Stated problem:
Search the records below for the word "identified". Pull out each line that has it.

Information supplied:
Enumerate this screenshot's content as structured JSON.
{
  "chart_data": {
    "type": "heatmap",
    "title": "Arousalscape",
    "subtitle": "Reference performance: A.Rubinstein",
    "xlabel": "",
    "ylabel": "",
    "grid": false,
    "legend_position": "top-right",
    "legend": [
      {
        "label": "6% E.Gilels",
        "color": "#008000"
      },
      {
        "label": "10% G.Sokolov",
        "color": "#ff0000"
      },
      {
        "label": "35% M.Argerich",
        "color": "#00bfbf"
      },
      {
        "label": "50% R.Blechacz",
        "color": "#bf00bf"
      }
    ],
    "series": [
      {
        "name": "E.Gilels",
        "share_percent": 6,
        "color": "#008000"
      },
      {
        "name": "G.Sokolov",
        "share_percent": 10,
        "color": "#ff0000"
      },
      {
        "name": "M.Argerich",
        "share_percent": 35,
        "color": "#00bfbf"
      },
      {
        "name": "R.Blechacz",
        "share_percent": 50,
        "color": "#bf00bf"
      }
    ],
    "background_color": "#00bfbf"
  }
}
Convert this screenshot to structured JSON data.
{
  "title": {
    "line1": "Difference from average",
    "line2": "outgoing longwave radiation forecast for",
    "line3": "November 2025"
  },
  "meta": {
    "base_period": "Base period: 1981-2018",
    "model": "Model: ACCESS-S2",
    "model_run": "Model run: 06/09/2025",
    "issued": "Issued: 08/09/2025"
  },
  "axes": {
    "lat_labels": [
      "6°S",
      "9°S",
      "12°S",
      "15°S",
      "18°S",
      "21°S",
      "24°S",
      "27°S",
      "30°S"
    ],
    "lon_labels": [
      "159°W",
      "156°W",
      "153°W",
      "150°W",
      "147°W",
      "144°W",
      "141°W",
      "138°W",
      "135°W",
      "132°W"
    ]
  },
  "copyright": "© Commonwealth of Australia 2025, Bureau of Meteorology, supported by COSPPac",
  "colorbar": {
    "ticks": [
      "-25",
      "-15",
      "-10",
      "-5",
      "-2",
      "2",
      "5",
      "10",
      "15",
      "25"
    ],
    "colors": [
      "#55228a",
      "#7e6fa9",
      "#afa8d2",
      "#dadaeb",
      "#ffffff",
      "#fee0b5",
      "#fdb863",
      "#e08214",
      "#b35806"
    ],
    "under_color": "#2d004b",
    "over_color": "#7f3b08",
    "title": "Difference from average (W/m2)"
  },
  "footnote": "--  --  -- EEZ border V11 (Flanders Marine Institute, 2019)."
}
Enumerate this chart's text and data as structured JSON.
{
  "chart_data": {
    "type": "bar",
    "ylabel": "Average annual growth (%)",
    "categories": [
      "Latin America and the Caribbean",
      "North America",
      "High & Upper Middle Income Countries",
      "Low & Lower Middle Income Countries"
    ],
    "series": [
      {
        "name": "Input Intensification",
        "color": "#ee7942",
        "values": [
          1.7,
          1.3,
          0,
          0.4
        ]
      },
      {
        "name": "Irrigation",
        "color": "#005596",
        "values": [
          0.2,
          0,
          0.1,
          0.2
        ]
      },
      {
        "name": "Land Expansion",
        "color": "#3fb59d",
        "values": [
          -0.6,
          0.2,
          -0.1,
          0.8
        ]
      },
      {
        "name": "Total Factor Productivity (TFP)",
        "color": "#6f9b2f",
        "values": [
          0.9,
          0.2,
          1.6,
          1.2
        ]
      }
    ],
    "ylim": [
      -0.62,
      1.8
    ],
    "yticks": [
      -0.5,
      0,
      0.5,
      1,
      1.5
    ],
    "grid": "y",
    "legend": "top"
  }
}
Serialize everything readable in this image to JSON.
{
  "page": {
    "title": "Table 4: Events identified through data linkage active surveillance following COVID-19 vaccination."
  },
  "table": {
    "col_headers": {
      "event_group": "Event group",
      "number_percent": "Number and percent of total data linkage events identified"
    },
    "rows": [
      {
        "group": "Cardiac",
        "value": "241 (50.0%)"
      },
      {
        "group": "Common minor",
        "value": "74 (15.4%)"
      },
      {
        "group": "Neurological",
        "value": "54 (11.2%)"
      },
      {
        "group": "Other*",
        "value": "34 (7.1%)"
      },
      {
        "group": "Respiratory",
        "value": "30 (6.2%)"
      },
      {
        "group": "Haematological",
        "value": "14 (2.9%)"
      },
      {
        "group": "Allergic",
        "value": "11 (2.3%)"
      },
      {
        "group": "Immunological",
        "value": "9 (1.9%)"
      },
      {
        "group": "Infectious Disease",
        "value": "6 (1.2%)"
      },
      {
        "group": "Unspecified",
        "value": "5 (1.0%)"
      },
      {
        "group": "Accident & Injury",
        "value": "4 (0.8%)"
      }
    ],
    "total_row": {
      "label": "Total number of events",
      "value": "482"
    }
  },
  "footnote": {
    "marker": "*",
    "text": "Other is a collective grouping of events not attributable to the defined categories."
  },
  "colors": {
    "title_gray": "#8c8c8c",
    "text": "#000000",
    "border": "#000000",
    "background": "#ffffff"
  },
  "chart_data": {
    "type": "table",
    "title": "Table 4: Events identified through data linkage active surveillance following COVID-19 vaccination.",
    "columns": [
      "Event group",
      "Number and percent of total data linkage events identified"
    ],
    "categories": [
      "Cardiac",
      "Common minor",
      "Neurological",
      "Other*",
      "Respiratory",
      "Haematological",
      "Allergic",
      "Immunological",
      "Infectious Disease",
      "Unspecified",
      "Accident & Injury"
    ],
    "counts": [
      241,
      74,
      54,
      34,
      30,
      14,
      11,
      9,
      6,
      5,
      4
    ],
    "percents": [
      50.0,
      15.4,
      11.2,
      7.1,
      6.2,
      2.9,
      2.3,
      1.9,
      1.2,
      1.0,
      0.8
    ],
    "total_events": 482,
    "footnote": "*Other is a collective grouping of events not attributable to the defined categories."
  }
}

Correct answer:
    "title": "Table 4: Events identified through data linkage active surveillance following COVID-19 vaccination."
      "number_percent": "Number and percent of total data linkage events identified"
    "title": "Table 4: Events identified through data linkage active surveillance following COVID-19 vaccination.",
      "Number and percent of total data linkage events identified"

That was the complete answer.